Extracted data:
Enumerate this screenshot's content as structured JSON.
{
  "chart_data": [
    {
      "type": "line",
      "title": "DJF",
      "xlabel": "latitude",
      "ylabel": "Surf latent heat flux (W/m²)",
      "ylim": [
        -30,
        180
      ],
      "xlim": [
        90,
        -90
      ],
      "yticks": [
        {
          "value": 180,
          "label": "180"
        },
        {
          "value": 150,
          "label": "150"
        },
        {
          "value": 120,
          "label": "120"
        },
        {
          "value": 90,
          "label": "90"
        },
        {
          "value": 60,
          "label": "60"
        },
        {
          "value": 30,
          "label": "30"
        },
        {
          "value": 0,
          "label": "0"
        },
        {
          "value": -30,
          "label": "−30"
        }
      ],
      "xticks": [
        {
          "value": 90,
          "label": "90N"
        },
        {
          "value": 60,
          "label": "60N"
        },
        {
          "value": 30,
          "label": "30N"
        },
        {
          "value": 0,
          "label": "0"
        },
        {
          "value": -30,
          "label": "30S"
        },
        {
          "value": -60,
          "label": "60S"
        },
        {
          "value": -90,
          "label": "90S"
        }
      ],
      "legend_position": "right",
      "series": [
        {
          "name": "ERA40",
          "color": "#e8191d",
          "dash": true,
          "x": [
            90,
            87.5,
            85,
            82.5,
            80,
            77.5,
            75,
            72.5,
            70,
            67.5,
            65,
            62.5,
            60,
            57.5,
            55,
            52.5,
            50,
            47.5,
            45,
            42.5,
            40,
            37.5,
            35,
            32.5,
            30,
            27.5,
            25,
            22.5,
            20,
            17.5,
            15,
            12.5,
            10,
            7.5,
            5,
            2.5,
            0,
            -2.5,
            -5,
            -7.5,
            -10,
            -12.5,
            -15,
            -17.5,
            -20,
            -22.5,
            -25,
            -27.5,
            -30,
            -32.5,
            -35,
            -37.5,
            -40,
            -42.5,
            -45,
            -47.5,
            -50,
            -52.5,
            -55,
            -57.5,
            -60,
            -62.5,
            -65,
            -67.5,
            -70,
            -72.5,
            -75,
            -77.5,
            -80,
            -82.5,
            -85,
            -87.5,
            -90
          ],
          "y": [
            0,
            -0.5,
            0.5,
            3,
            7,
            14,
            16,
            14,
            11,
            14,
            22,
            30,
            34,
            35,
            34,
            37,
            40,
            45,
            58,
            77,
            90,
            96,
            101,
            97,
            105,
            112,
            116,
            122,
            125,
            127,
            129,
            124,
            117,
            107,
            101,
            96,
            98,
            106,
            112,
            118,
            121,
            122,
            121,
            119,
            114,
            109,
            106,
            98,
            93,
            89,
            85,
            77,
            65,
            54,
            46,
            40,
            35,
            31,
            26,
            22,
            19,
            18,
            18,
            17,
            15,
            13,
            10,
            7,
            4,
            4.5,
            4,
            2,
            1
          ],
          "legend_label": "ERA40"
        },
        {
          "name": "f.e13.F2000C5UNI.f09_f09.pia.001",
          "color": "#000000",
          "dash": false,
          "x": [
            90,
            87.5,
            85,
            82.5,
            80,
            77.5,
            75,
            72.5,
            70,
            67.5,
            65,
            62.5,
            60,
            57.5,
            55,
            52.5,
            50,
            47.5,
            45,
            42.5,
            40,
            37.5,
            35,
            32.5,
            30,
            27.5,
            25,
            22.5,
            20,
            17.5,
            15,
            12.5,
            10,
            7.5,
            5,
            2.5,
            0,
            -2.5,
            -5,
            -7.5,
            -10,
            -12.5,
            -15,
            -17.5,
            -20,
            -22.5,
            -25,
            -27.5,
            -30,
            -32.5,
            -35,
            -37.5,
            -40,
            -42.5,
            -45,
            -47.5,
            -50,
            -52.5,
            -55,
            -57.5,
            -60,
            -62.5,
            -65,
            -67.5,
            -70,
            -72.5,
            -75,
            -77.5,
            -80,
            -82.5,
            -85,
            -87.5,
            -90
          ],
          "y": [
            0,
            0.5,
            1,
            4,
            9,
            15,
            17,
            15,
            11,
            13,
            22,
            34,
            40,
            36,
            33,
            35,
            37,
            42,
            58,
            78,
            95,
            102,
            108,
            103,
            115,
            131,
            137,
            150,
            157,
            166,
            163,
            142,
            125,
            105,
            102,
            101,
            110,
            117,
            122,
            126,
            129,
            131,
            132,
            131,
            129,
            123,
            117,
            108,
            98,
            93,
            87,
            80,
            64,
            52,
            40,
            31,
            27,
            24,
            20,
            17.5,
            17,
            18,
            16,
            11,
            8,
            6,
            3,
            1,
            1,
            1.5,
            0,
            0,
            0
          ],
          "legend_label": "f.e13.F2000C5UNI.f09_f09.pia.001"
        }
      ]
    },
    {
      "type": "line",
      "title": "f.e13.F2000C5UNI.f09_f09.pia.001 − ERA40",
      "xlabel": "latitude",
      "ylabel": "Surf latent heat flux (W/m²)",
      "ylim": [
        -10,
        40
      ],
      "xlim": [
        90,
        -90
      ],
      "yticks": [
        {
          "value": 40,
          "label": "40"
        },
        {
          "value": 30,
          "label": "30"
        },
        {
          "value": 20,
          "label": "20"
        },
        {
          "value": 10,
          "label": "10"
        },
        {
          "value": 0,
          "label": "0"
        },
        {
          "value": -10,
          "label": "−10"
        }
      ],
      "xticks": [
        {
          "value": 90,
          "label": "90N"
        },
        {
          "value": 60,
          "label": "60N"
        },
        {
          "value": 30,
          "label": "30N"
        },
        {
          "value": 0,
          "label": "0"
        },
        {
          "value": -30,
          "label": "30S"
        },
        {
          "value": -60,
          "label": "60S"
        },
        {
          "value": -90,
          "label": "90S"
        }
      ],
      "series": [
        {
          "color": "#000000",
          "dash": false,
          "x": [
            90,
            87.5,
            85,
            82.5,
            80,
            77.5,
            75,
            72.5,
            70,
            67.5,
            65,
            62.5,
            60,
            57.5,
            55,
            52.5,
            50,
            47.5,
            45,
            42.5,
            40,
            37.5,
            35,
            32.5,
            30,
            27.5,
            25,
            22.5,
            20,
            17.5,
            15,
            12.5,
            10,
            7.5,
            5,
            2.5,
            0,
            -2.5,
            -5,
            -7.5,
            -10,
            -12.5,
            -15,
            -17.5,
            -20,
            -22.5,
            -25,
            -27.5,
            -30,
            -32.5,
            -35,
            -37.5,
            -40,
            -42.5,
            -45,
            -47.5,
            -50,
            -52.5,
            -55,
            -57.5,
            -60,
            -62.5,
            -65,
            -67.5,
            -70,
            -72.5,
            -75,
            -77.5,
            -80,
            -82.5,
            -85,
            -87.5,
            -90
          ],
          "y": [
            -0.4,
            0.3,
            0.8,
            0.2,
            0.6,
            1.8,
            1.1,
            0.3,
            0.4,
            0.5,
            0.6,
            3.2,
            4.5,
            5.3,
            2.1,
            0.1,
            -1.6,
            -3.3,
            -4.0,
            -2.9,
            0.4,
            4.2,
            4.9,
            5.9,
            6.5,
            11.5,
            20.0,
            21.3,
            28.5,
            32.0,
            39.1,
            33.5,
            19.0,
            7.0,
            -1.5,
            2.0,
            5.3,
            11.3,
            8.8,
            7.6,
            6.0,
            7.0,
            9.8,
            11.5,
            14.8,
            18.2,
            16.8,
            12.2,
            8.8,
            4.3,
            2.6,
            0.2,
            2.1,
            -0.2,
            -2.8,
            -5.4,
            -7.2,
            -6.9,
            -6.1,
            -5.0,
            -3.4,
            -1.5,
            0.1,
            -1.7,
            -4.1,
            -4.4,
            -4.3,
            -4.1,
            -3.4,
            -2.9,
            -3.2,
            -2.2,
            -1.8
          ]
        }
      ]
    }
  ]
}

Stated exercise: Each record above must be given again exactly.

Task result:
Enumerate this screenshot's content as structured JSON.
{
  "chart_data": [
    {
      "type": "line",
      "title": "DJF",
      "xlabel": "latitude",
      "ylabel": "Surf latent heat flux (W/m²)",
      "ylim": [
        -30,
        180
      ],
      "xlim": [
        90,
        -90
      ],
      "yticks": [
        {
          "value": 180,
          "label": "180"
        },
        {
          "value": 150,
          "label": "150"
        },
        {
          "value": 120,
          "label": "120"
        },
        {
          "value": 90,
          "label": "90"
        },
        {
          "value": 60,
          "label": "60"
        },
        {
          "value": 30,
          "label": "30"
        },
        {
          "value": 0,
          "label": "0"
        },
        {
          "value": -30,
          "label": "−30"
        }
      ],
      "xticks": [
        {
          "value": 90,
          "label": "90N"
        },
        {
          "value": 60,
          "label": "60N"
        },
        {
          "value": 30,
          "label": "30N"
        },
        {
          "value": 0,
          "label": "0"
        },
        {
          "value": -30,
          "label": "30S"
        },
        {
          "value": -60,
          "label": "60S"
        },
        {
          "value": -90,
          "label": "90S"
        }
      ],
      "legend_position": "right",
      "series": [
        {
          "name": "ERA40",
          "color": "#e8191d",
          "dash": true,
          "x": [
            90,
            87.5,
            85,
            82.5,
            80,
            77.5,
            75,
            72.5,
            70,
            67.5,
            65,
            62.5,
            60,
            57.5,
            55,
            52.5,
            50,
            47.5,
            45,
            42.5,
            40,
            37.5,
            35,
            32.5,
            30,
            27.5,
            25,
            22.5,
            20,
            17.5,
            15,
            12.5,
            10,
            7.5,
            5,
            2.5,
            0,
            -2.5,
            -5,
            -7.5,
            -10,
            -12.5,
            -15,
            -17.5,
            -20,
            -22.5,
            -25,
            -27.5,
            -30,
            -32.5,
            -35,
            -37.5,
            -40,
            -42.5,
            -45,
            -47.5,
            -50,
            -52.5,
            -55,
            -57.5,
            -60,
            -62.5,
            -65,
            -67.5,
            -70,
            -72.5,
            -75,
            -77.5,
            -80,
            -82.5,
            -85,
            -87.5,
            -90
          ],
          "y": [
            0,
            -0.5,
            0.5,
            3,
            7,
            14,
            16,
            14,
            11,
            14,
            22,
            30,
            34,
            35,
            34,
            37,
            40,
            45,
            58,
            77,
            90,
            96,
            101,
            97,
            105,
            112,
            116,
            122,
            125,
            127,
            129,
            124,
            117,
            107,
            101,
            96,
            98,
            106,
            112,
            118,
            121,
            122,
            121,
            119,
            114,
            109,
            106,
            98,
            93,
            89,
            85,
            77,
            65,
            54,
            46,
            40,
            35,
            31,
            26,
            22,
            19,
            18,
            18,
            17,
            15,
            13,
            10,
            7,
            4,
            4.5,
            4,
            2,
            1
          ],
          "legend_label": "ERA40"
        },
        {
          "name": "f.e13.F2000C5UNI.f09_f09.pia.001",
          "color": "#000000",
          "dash": false,
          "x": [
            90,
            87.5,
            85,
            82.5,
            80,
            77.5,
            75,
            72.5,
            70,
            67.5,
            65,
            62.5,
            60,
            57.5,
            55,
            52.5,
            50,
            47.5,
            45,
            42.5,
            40,
            37.5,
            35,
            32.5,
            30,
            27.5,
            25,
            22.5,
            20,
            17.5,
            15,
            12.5,
            10,
            7.5,
            5,
            2.5,
            0,
            -2.5,
            -5,
            -7.5,
            -10,
            -12.5,
            -15,
            -17.5,
            -20,
            -22.5,
            -25,
            -27.5,
            -30,
            -32.5,
            -35,
            -37.5,
            -40,
            -42.5,
            -45,
            -47.5,
            -50,
            -52.5,
            -55,
            -57.5,
            -60,
            -62.5,
            -65,
            -67.5,
            -70,
            -72.5,
            -75,
            -77.5,
            -80,
            -82.5,
            -85,
            -87.5,
            -90
          ],
          "y": [
            0,
            0.5,
            1,
            4,
            9,
            15,
            17,
            15,
            11,
            13,
            22,
            34,
            40,
            36,
            33,
            35,
            37,
            42,
            58,
            78,
            95,
            102,
            108,
            103,
            115,
            131,
            137,
            150,
            157,
            166,
            163,
            142,
            125,
            105,
            102,
            101,
            110,
            117,
            122,
            126,
            129,
            131,
            132,
            131,
            129,
            123,
            117,
            108,
            98,
            93,
            87,
            80,
            64,
            52,
            40,
            31,
            27,
            24,
            20,
            17.5,
            17,
            18,
            16,
            11,
            8,
            6,
            3,
            1,
            1,
            1.5,
            0,
            0,
            0
          ],
          "legend_label": "f.e13.F2000C5UNI.f09_f09.pia.001"
        }
      ]
    },
    {
      "type": "line",
      "title": "f.e13.F2000C5UNI.f09_f09.pia.001 − ERA40",
      "xlabel": "latitude",
      "ylabel": "Surf latent heat flux (W/m²)",
      "ylim": [
        -10,
        40
      ],
      "xlim": [
        90,
        -90
      ],
      "yticks": [
        {
          "value": 40,
          "label": "40"
        },
        {
          "value": 30,
          "label": "30"
        },
        {
          "value": 20,
          "label": "20"
        },
        {
          "value": 10,
          "label": "10"
        },
        {
          "value": 0,
          "label": "0"
        },
        {
          "value": -10,
          "label": "−10"
        }
      ],
      "xticks": [
        {
          "value": 90,
          "label": "90N"
        },
        {
          "value": 60,
          "label": "60N"
        },
        {
          "value": 30,
          "label": "30N"
        },
        {
          "value": 0,
          "label": "0"
        },
        {
          "value": -30,
          "label": "30S"
        },
        {
          "value": -60,
          "label": "60S"
        },
        {
          "value": -90,
          "label": "90S"
        }
      ],
      "series": [
        {
          "color": "#000000",
          "dash": false,
          "x": [
            90,
            87.5,
            85,
            82.5,
            80,
            77.5,
            75,
            72.5,
            70,
            67.5,
            65,
            62.5,
            60,
            57.5,
            55,
            52.5,
            50,
            47.5,
            45,
            42.5,
            40,
            37.5,
            35,
            32.5,
            30,
            27.5,
            25,
            22.5,
            20,
            17.5,
            15,
            12.5,
            10,
            7.5,
            5,
            2.5,
            0,
            -2.5,
            -5,
            -7.5,
            -10,
            -12.5,
            -15,
            -17.5,
            -20,
            -22.5,
            -25,
            -27.5,
            -30,
            -32.5,
            -35,
            -37.5,
            -40,
            -42.5,
            -45,
            -47.5,
            -50,
            -52.5,
            -55,
            -57.5,
            -60,
            -62.5,
            -65,
            -67.5,
            -70,
            -72.5,
            -75,
            -77.5,
            -80,
            -82.5,
            -85,
            -87.5,
            -90
          ],
          "y": [
            -0.4,
            0.3,
            0.8,
            0.2,
            0.6,
            1.8,
            1.1,
            0.3,
            0.4,
            0.5,
            0.6,
            3.2,
            4.5,
            5.3,
            2.1,
            0.1,
            -1.6,
            -3.3,
            -4.0,
            -2.9,
            0.4,
            4.2,
            4.9,
            5.9,
            6.5,
            11.5,
            20.0,
            21.3,
            28.5,
            32.0,
            39.1,
            33.5,
            19.0,
            7.0,
            -1.5,
            2.0,
            5.3,
            11.3,
            8.8,
            7.6,
            6.0,
            7.0,
            9.8,
            11.5,
            14.8,
            18.2,
            16.8,
            12.2,
            8.8,
            4.3,
            2.6,
            0.2,
            2.1,
            -0.2,
            -2.8,
            -5.4,
            -7.2,
            -6.9,
            -6.1,
            -5.0,
            -3.4,
            -1.5,
            0.1,
            -1.7,
            -4.1,
            -4.4,
            -4.3,
            -4.1,
            -3.4,
            -2.9,
            -3.2,
            -2.2,
            -1.8
          ]
        }
      ]
    }
  ]
}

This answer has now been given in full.